◆ WHAT TO PRODUCE
Look through the records below, count the lines with the word "name", and reply with only the number.

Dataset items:
□ □ □ □

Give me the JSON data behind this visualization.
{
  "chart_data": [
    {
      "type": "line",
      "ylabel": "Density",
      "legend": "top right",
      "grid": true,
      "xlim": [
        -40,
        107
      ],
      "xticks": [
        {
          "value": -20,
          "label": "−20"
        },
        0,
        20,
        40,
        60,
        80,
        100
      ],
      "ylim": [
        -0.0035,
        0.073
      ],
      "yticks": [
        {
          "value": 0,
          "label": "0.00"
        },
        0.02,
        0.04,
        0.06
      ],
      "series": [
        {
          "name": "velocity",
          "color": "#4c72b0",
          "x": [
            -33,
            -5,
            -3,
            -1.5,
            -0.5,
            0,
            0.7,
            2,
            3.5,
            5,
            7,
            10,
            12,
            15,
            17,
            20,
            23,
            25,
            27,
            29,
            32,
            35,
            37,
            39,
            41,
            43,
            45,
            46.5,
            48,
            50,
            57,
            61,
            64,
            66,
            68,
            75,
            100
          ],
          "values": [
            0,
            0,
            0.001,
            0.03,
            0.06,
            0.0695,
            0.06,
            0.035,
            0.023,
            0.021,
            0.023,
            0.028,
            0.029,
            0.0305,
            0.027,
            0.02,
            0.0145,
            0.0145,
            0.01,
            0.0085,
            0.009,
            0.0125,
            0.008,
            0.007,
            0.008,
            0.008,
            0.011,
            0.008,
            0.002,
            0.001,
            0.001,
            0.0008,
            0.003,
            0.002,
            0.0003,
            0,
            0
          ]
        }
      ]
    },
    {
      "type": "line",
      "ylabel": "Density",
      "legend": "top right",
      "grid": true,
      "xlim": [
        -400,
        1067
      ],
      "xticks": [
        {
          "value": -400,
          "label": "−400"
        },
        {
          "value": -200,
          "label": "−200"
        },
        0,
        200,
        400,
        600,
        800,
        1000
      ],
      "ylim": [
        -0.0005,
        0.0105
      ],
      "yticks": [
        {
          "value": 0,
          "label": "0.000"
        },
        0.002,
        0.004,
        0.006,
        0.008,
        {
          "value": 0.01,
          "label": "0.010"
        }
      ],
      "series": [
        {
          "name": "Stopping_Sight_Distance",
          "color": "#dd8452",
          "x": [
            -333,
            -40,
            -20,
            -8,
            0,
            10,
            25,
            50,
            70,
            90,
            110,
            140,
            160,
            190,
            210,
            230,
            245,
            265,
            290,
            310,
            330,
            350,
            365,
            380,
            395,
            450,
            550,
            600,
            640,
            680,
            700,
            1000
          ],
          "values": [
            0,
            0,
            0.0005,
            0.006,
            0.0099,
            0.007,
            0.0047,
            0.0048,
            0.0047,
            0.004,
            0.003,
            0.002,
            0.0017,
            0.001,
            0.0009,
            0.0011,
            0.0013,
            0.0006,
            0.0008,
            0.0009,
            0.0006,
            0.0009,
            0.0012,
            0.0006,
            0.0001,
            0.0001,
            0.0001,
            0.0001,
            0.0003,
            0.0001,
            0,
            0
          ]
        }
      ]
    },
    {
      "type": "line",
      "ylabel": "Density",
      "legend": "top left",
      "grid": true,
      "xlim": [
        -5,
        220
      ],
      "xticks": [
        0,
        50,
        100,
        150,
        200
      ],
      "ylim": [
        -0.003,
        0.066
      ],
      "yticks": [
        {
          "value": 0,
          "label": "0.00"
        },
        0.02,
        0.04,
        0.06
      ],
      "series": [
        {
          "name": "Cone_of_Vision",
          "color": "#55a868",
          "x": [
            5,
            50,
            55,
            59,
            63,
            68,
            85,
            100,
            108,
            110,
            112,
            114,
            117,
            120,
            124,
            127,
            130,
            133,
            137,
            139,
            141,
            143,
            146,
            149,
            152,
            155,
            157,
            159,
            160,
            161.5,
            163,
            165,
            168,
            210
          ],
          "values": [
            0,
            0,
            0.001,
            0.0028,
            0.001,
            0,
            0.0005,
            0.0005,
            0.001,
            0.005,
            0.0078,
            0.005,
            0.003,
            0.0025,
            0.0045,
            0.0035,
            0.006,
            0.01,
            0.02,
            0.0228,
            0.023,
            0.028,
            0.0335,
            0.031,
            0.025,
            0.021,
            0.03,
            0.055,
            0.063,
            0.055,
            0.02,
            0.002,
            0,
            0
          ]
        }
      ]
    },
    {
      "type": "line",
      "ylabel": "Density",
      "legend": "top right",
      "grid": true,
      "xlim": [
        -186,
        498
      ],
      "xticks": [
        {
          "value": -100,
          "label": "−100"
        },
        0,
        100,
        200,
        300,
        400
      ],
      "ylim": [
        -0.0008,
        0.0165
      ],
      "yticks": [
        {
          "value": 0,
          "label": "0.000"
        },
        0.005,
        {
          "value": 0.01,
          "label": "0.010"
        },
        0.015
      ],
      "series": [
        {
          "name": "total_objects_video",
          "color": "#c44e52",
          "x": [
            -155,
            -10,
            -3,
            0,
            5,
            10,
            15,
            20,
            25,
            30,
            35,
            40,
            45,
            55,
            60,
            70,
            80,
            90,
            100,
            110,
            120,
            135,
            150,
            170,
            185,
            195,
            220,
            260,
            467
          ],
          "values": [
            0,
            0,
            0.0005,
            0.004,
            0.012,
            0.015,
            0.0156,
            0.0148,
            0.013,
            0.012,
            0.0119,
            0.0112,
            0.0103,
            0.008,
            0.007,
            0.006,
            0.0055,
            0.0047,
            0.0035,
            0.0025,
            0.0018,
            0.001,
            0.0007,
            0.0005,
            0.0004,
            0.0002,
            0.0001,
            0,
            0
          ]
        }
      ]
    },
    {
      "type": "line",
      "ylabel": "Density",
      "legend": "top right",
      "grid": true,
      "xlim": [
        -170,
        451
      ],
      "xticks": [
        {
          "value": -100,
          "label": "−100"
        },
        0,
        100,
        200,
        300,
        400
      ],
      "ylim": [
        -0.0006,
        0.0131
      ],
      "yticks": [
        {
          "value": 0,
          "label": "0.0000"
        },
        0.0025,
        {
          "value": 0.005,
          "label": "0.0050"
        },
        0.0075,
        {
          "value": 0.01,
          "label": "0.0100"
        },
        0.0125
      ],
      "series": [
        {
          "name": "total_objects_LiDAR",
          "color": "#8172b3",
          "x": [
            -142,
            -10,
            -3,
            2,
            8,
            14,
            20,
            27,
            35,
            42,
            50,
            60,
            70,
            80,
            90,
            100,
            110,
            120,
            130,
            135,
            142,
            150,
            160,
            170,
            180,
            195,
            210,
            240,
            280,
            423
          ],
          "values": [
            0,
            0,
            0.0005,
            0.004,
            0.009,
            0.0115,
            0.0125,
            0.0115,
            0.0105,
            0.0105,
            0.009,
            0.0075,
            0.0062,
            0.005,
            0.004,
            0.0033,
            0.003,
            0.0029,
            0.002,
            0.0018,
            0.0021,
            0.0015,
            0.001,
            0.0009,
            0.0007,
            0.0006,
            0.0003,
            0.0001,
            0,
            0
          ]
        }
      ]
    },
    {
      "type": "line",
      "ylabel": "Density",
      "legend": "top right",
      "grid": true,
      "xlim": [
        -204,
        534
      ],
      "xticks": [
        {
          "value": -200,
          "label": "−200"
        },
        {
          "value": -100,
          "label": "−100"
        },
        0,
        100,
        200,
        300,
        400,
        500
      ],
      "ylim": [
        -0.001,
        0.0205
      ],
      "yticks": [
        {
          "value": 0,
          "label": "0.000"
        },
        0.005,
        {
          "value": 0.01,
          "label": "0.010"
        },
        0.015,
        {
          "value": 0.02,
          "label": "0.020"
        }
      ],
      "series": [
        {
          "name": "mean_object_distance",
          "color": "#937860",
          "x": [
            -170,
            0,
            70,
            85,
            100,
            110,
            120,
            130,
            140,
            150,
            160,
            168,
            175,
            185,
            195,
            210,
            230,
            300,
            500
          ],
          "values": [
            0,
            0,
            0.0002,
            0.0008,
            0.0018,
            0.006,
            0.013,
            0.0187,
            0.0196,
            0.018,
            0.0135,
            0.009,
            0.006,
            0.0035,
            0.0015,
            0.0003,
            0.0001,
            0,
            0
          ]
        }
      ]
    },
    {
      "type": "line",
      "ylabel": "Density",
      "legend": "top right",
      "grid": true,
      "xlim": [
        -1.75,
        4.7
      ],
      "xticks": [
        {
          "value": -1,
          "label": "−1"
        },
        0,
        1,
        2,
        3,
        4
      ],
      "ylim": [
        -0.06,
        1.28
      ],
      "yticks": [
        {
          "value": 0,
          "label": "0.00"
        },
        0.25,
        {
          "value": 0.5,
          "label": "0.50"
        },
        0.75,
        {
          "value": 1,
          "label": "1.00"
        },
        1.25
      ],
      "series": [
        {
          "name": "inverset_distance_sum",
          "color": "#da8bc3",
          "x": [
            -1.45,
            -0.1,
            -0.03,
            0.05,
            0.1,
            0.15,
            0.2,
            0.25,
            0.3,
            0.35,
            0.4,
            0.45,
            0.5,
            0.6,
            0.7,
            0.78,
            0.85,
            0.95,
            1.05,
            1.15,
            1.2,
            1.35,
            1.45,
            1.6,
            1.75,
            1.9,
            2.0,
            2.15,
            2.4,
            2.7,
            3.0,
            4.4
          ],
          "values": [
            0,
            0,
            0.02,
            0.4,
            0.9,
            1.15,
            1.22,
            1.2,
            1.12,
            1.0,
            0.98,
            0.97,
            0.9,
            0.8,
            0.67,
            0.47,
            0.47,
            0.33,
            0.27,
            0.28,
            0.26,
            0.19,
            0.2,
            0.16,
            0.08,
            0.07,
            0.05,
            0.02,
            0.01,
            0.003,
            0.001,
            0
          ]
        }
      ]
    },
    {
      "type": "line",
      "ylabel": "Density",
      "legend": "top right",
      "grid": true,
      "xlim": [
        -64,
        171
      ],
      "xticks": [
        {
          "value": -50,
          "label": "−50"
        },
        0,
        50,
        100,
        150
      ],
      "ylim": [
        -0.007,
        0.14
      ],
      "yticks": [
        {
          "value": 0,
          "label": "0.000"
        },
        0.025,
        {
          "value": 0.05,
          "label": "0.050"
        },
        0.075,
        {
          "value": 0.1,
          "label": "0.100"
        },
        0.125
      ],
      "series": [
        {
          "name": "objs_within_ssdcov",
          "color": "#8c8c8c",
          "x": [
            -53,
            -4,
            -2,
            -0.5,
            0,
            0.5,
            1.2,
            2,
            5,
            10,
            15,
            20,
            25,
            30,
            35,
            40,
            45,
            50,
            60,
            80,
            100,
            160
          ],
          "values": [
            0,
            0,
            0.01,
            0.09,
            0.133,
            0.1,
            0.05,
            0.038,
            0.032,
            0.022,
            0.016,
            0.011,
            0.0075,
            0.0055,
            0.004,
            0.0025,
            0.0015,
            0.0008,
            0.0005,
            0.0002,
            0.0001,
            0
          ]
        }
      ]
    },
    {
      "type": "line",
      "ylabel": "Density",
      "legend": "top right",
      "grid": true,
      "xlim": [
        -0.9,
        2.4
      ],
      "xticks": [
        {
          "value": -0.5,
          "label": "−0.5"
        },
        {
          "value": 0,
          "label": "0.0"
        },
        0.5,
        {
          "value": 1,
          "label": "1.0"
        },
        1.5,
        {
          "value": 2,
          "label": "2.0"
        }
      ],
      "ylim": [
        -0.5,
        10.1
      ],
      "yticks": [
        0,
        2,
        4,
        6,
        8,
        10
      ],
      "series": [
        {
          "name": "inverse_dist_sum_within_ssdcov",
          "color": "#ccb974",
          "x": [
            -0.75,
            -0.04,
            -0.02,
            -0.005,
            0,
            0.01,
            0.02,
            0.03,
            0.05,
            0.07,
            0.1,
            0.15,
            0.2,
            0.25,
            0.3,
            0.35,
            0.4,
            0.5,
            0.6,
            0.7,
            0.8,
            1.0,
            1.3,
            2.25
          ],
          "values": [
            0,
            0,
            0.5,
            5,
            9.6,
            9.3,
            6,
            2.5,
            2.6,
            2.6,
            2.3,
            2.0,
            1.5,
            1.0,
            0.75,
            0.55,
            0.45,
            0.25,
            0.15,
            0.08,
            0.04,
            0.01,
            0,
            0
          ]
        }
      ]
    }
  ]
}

□ □ □ □

◆ RESPONSE TO THIS TASK
9